• **Goal of the exercise**
Give the count of lines holding the string "письмо" and nothing else.

• **Supplied information**
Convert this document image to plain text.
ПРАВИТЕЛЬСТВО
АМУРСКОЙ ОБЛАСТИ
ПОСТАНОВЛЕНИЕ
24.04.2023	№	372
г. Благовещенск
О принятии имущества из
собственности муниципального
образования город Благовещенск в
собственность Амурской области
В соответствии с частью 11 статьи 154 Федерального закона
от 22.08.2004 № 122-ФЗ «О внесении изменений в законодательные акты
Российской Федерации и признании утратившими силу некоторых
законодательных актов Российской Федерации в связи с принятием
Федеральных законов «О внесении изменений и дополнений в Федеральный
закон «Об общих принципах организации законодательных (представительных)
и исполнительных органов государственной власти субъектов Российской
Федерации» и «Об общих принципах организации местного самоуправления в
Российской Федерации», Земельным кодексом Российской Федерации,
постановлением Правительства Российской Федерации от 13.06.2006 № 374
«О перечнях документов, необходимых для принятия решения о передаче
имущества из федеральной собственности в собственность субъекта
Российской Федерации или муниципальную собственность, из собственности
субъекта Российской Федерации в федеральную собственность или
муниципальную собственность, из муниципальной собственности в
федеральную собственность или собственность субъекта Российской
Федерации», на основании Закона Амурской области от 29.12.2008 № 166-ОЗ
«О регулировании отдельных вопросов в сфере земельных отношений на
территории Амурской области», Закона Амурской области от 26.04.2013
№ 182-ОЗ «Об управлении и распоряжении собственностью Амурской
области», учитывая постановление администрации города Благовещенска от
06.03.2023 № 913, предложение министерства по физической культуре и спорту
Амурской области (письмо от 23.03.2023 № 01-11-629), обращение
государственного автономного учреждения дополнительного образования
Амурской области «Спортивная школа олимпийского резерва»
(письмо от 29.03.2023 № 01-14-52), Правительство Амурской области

---

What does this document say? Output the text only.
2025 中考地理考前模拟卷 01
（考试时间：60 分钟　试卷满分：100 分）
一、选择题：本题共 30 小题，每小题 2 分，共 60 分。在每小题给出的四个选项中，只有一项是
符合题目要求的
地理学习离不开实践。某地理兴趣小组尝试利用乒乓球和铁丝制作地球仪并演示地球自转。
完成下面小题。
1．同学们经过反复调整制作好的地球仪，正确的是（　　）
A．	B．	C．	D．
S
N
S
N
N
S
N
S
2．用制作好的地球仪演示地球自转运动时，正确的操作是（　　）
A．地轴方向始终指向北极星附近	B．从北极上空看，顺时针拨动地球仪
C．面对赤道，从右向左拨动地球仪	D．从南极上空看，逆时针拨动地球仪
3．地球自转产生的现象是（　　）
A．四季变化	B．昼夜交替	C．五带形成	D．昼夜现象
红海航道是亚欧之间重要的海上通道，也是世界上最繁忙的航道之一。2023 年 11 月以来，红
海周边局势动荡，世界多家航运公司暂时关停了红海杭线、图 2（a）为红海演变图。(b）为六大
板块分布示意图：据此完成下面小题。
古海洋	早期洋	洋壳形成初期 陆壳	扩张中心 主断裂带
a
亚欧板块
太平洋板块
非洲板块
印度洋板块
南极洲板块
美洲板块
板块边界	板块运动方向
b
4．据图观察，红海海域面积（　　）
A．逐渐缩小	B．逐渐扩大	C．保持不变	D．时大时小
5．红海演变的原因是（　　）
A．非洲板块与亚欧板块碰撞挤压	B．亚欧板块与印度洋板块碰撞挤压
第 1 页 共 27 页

• **Final answer**
2